**What the task asks**
Write out the listing below without alteration, omitting its pictures.
--- begin Information shown ---
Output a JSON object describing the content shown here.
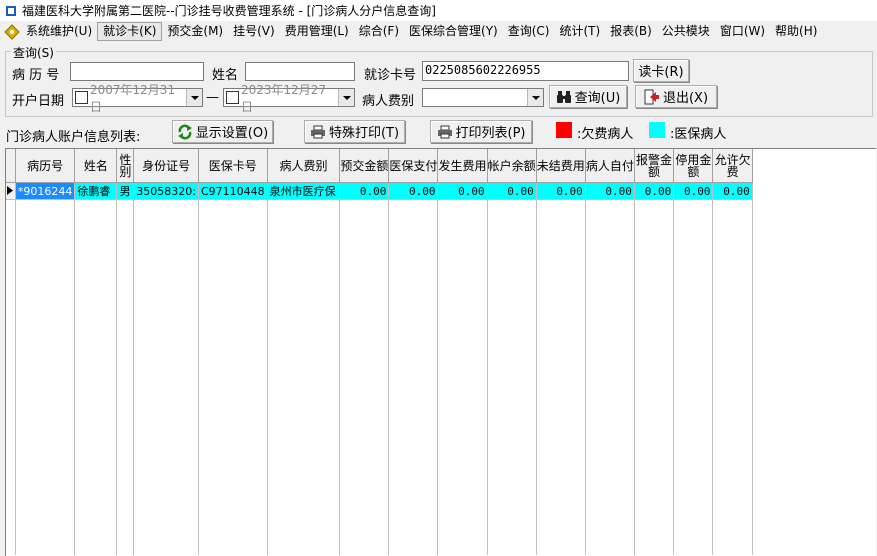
{
  "window": {
    "title": "福建医科大学附属第二医院--门诊挂号收费管理系统 - [门诊病人分户信息查询]"
  },
  "menu": [
    {
      "label": "系统维护(U)"
    },
    {
      "label": "就诊卡(K)",
      "active": true
    },
    {
      "label": "预交金(M)"
    },
    {
      "label": "挂号(V)"
    },
    {
      "label": "费用管理(L)"
    },
    {
      "label": "综合(F)"
    },
    {
      "label": "医保综合管理(Y)"
    },
    {
      "label": "查询(C)"
    },
    {
      "label": "统计(T)"
    },
    {
      "label": "报表(B)"
    },
    {
      "label": "公共模块"
    },
    {
      "label": "窗口(W)"
    },
    {
      "label": "帮助(H)"
    }
  ],
  "query": {
    "group_label": "查询(S)",
    "record_no_label": "病 历 号",
    "record_no_value": "",
    "name_label": "姓名",
    "name_value": "",
    "card_no_label": "就诊卡号",
    "card_no_value": "0225085602226955",
    "read_card_button": "读卡(R)",
    "open_date_label": "开户日期",
    "date_from": "2007年12月31日",
    "date_sep": "—",
    "date_to": "2023年12月27日",
    "fee_type_label": "病人费别",
    "fee_type_value": "",
    "query_button": "查询(U)",
    "exit_button": "退出(X)"
  },
  "toolbar": {
    "list_label": "门诊病人账户信息列表:",
    "display_settings_button": "显示设置(O)",
    "special_print_button": "特殊打印(T)",
    "print_list_button": "打印列表(P)",
    "legend_owing": ":欠费病人",
    "legend_insured": ":医保病人"
  },
  "colors": {
    "owing": "#ff0000",
    "insured": "#00ffff",
    "selected_row": "#00ffff"
  },
  "table": {
    "columns": [
      "病历号",
      "姓名",
      "性别",
      "身份证号",
      "医保卡号",
      "病人费别",
      "预交金额",
      "医保支付",
      "发生费用",
      "帐户余额",
      "未结费用",
      "病人自付",
      "报警金额",
      "停用金额",
      "允许欠费"
    ],
    "rows": [
      [
        "*9016244",
        "徐鹏睿",
        "男",
        "35058320:",
        "C97110448",
        "泉州市医疗保",
        "0.00",
        "0.00",
        "0.00",
        "0.00",
        "0.00",
        "0.00",
        "0.00",
        "0.00",
        "0.00"
      ]
    ]
  }
}
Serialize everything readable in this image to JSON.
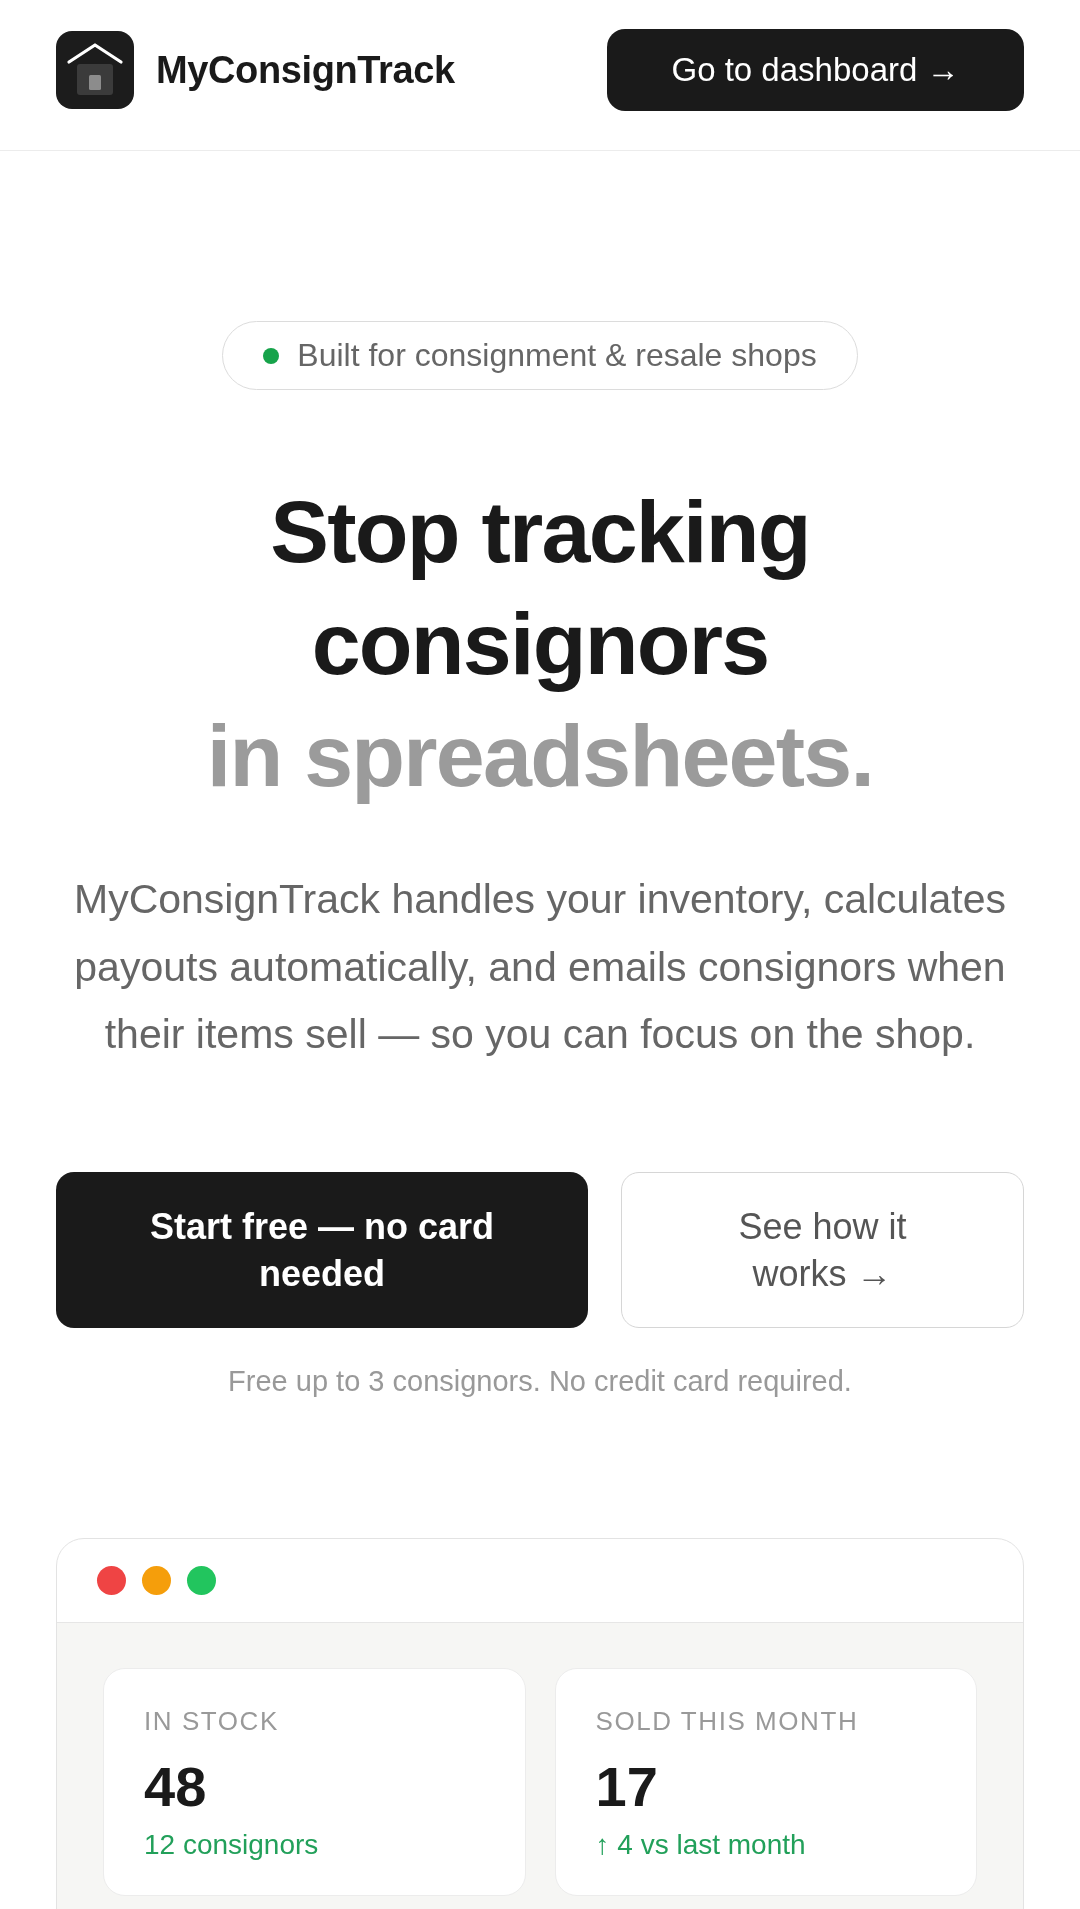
{
  "header": {
    "brand": "MyConsignTrack",
    "cta": "Go to dashboard →"
  },
  "hero": {
    "badge": "Built for consignment & resale shops",
    "headline": [
      {
        "text": "Stop tracking consignors",
        "muted": false
      },
      {
        "text": "in spreadsheets.",
        "muted": true
      }
    ],
    "description": "MyConsignTrack handles your inventory, calculates payouts automatically, and emails consignors when their items sell — so you can focus on the shop.",
    "actions": [
      {
        "label": "Start free — no card needed",
        "kind": "primary"
      },
      {
        "label": "See how it works →",
        "kind": "secondary"
      }
    ],
    "note": "Free up to 3 consignors. No credit card required."
  },
  "preview": {
    "window_dots": [
      {
        "color": "#ef4444"
      },
      {
        "color": "#f59e0b"
      },
      {
        "color": "#22c55e"
      }
    ],
    "stats": [
      {
        "label": "IN STOCK",
        "value": "48",
        "detail": "12 consignors"
      },
      {
        "label": "SOLD THIS MONTH",
        "value": "17",
        "detail": "↑ 4 vs last month"
      }
    ]
  }
}
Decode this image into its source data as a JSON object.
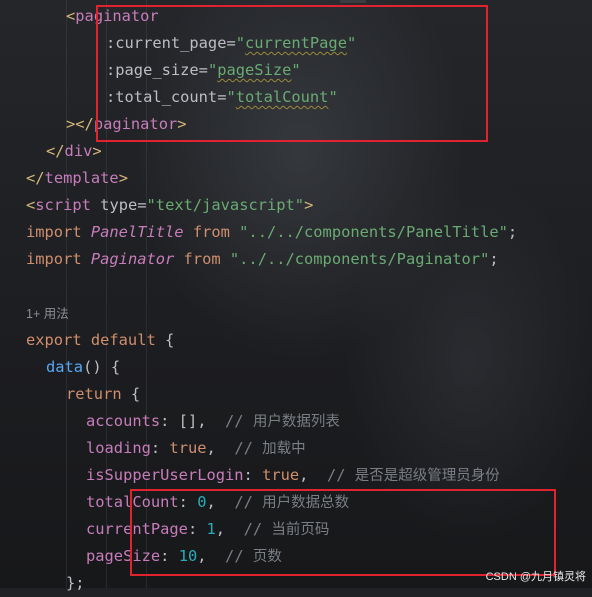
--- end Information shown ---
**Full response**
Output a JSON object describing the content shown here.
{
  "window": {
    "title": "福建医科大学附属第二医院--门诊挂号收费管理系统 - [门诊病人分户信息查询]"
  },
  "menu": [
    {
      "label": "系统维护(U)"
    },
    {
      "label": "就诊卡(K)",
      "active": true
    },
    {
      "label": "预交金(M)"
    },
    {
      "label": "挂号(V)"
    },
    {
      "label": "费用管理(L)"
    },
    {
      "label": "综合(F)"
    },
    {
      "label": "医保综合管理(Y)"
    },
    {
      "label": "查询(C)"
    },
    {
      "label": "统计(T)"
    },
    {
      "label": "报表(B)"
    },
    {
      "label": "公共模块"
    },
    {
      "label": "窗口(W)"
    },
    {
      "label": "帮助(H)"
    }
  ],
  "query": {
    "group_label": "查询(S)",
    "record_no_label": "病 历 号",
    "record_no_value": "",
    "name_label": "姓名",
    "name_value": "",
    "card_no_label": "就诊卡号",
    "card_no_value": "0225085602226955",
    "read_card_button": "读卡(R)",
    "open_date_label": "开户日期",
    "date_from": "2007年12月31日",
    "date_sep": "—",
    "date_to": "2023年12月27日",
    "fee_type_label": "病人费别",
    "fee_type_value": "",
    "query_button": "查询(U)",
    "exit_button": "退出(X)"
  },
  "toolbar": {
    "list_label": "门诊病人账户信息列表:",
    "display_settings_button": "显示设置(O)",
    "special_print_button": "特殊打印(T)",
    "print_list_button": "打印列表(P)",
    "legend_owing": ":欠费病人",
    "legend_insured": ":医保病人"
  },
  "colors": {
    "owing": "#ff0000",
    "insured": "#00ffff",
    "selected_row": "#00ffff"
  },
  "table": {
    "columns": [
      "病历号",
      "姓名",
      "性别",
      "身份证号",
      "医保卡号",
      "病人费别",
      "预交金额",
      "医保支付",
      "发生费用",
      "帐户余额",
      "未结费用",
      "病人自付",
      "报警金额",
      "停用金额",
      "允许欠费"
    ],
    "rows": [
      [
        "*9016244",
        "徐鹏睿",
        "男",
        "35058320:",
        "C97110448",
        "泉州市医疗保",
        "0.00",
        "0.00",
        "0.00",
        "0.00",
        "0.00",
        "0.00",
        "0.00",
        "0.00",
        "0.00"
      ]
    ]
  }
}
Serialize everything readable in this image to JSON.
{
  "header": {
    "brand": "MyConsignTrack",
    "cta": "Go to dashboard →"
  },
  "hero": {
    "badge": "Built for consignment & resale shops",
    "headline": [
      {
        "text": "Stop tracking consignors",
        "muted": false
      },
      {
        "text": "in spreadsheets.",
        "muted": true
      }
    ],
    "description": "MyConsignTrack handles your inventory, calculates payouts automatically, and emails consignors when their items sell — so you can focus on the shop.",
    "actions": [
      {
        "label": "Start free — no card needed",
        "kind": "primary"
      },
      {
        "label": "See how it works →",
        "kind": "secondary"
      }
    ],
    "note": "Free up to 3 consignors. No credit card required."
  },
  "preview": {
    "window_dots": [
      {
        "color": "#ef4444"
      },
      {
        "color": "#f59e0b"
      },
      {
        "color": "#22c55e"
      }
    ],
    "stats": [
      {
        "label": "IN STOCK",
        "value": "48",
        "detail": "12 consignors"
      },
      {
        "label": "SOLD THIS MONTH",
        "value": "17",
        "detail": "↑ 4 vs last month"
      }
    ]
  }
}
Decode this image into its source data as a JSON object.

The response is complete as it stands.